STATED EXERCISE —
Show all lines from the listing below that contain "personal".
>> Begin EXTRACTED INFORMATION
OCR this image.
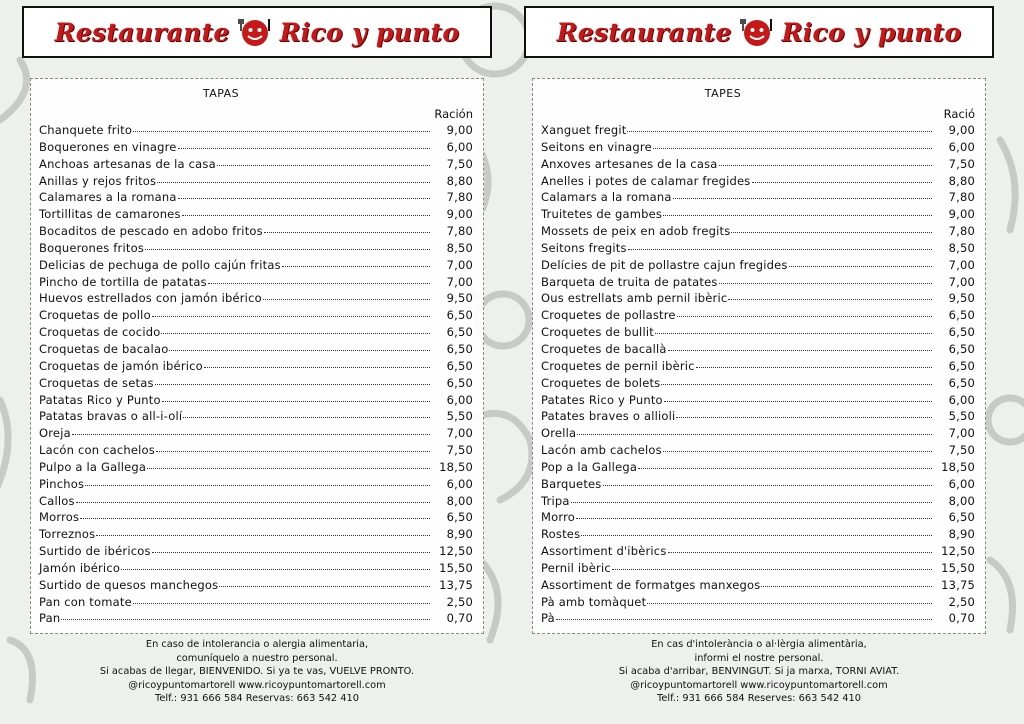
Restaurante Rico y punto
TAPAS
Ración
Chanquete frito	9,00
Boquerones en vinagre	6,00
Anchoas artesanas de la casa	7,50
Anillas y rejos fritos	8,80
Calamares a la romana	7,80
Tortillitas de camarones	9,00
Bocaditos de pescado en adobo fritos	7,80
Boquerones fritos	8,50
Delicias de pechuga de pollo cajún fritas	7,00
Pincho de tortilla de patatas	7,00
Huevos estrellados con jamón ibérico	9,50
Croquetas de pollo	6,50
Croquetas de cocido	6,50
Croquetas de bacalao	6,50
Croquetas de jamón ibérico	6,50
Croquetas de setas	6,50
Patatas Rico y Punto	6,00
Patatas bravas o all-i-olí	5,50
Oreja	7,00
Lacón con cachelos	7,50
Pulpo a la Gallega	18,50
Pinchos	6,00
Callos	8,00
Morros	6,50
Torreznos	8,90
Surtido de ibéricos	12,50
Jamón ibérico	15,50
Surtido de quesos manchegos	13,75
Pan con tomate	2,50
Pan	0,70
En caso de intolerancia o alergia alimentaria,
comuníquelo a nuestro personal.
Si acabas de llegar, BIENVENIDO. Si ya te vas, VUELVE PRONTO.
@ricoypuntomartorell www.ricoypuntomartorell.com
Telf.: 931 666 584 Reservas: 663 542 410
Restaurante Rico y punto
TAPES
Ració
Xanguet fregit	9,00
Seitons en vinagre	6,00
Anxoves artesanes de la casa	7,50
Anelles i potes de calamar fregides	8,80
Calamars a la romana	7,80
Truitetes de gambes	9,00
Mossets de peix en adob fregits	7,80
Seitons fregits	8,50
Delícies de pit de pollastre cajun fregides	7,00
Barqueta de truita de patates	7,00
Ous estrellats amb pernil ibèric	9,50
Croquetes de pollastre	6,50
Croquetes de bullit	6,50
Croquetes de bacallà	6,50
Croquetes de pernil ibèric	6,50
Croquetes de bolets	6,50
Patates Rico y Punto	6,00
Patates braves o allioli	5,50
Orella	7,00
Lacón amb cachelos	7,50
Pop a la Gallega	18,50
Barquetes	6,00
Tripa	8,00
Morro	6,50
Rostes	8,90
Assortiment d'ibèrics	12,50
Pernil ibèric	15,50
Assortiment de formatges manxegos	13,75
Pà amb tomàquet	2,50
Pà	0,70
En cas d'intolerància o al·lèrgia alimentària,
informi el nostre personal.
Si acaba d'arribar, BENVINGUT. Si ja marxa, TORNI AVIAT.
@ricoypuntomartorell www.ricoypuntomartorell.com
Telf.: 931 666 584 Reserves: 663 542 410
>> End EXTRACTED INFORMATION
>> Begin EXTRACTED INFORMATION
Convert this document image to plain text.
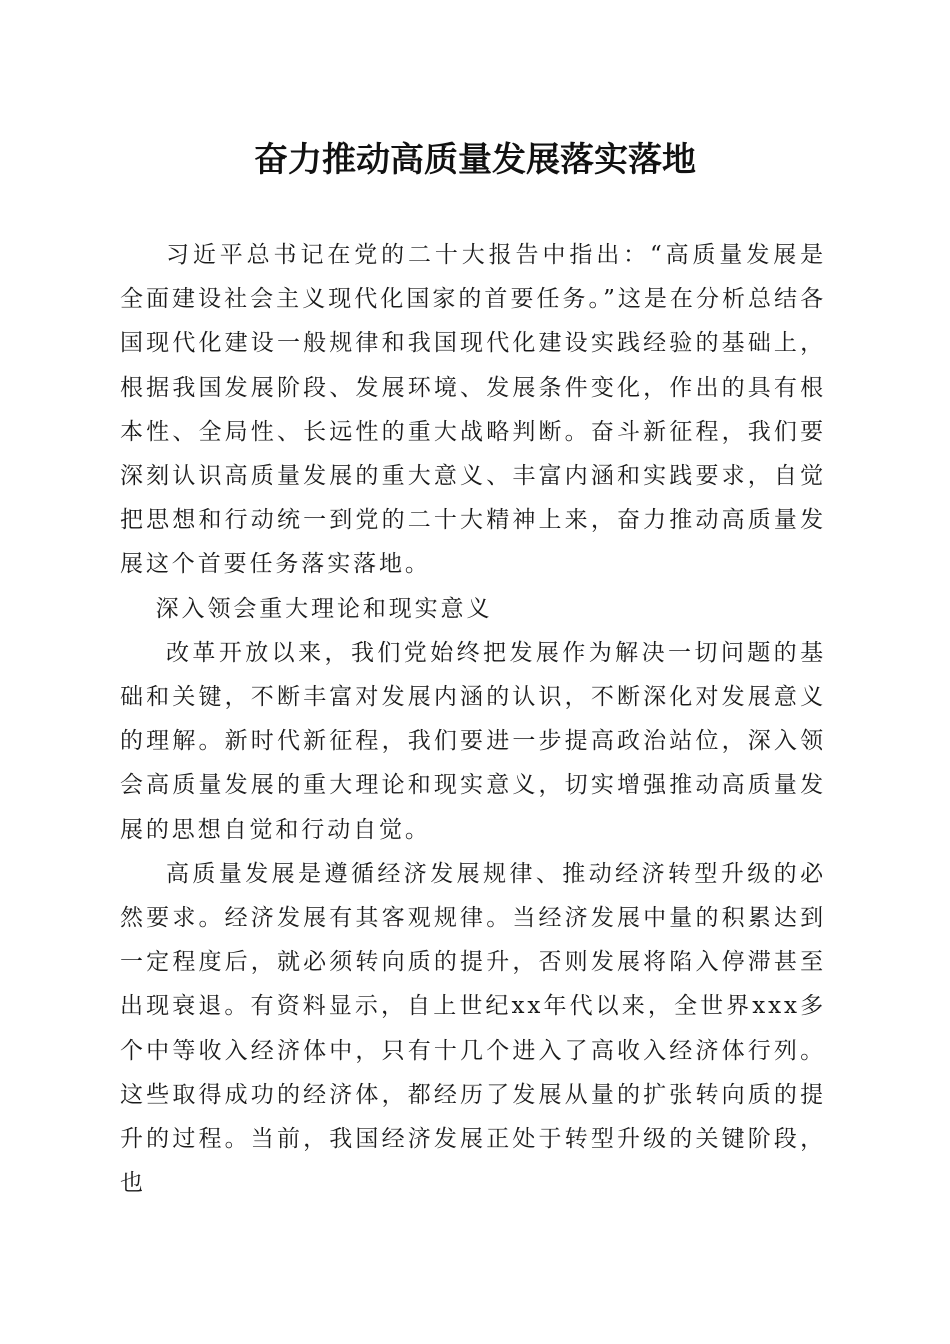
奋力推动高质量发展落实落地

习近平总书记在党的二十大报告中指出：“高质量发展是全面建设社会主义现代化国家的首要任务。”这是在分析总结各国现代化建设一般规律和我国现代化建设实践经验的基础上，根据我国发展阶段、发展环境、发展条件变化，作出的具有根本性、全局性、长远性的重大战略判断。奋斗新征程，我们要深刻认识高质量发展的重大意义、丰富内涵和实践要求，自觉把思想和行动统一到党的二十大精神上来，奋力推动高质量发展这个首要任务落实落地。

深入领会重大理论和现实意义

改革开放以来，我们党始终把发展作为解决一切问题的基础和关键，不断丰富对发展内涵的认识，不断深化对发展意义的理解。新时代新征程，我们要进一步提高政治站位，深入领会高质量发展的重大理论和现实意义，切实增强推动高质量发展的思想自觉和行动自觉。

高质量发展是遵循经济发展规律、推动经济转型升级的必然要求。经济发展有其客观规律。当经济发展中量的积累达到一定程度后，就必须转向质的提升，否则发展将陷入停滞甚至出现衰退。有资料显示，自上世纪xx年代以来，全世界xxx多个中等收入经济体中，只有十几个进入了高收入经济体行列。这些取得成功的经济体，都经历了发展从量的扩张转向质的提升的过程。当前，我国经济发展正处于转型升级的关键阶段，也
>> End EXTRACTED INFORMATION
>> Begin EXTRACTED INFORMATION
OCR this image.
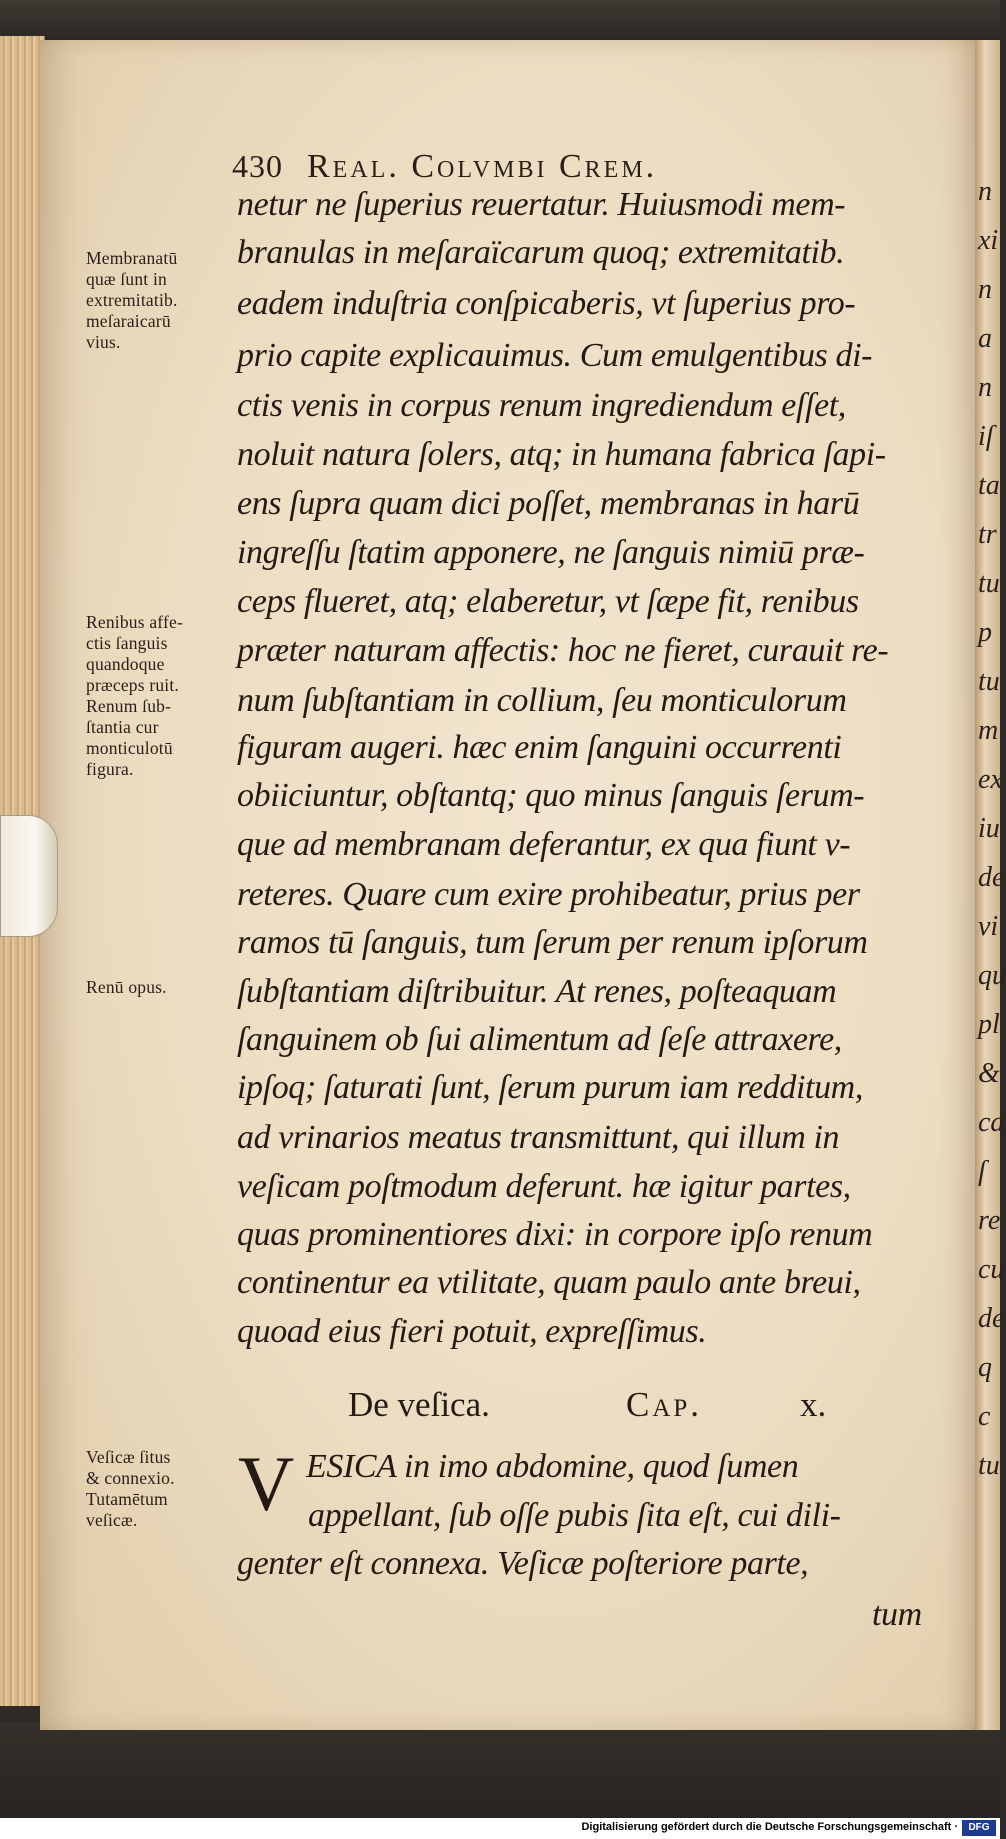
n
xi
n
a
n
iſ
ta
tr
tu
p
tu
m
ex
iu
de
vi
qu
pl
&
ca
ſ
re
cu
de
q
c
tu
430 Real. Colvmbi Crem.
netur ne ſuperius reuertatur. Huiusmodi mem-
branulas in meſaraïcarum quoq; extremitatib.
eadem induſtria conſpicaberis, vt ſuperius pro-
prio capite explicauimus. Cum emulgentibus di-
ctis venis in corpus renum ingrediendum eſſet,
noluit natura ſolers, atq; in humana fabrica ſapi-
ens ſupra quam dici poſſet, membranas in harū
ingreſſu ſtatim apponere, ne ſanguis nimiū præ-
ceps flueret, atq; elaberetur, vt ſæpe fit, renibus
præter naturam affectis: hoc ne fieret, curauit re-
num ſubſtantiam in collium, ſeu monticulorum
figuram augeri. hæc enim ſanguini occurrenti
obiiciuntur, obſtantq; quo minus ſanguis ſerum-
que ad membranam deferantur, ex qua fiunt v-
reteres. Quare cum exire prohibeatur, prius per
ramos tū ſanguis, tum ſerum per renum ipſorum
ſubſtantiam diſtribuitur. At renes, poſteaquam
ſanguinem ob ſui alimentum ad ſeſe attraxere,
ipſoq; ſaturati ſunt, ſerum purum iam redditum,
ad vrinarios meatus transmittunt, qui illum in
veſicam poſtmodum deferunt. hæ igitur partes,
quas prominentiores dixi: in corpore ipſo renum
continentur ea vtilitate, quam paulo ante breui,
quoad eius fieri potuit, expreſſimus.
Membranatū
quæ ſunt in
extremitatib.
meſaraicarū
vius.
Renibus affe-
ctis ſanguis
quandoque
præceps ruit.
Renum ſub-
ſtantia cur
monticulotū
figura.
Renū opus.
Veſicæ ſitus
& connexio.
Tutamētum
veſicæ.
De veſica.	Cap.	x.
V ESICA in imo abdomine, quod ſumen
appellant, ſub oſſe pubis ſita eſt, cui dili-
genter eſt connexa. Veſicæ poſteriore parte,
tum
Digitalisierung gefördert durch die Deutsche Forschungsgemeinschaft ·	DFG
>> End EXTRACTED INFORMATION
REPLY —
comuníquelo a nuestro personal.
informi el nostre personal.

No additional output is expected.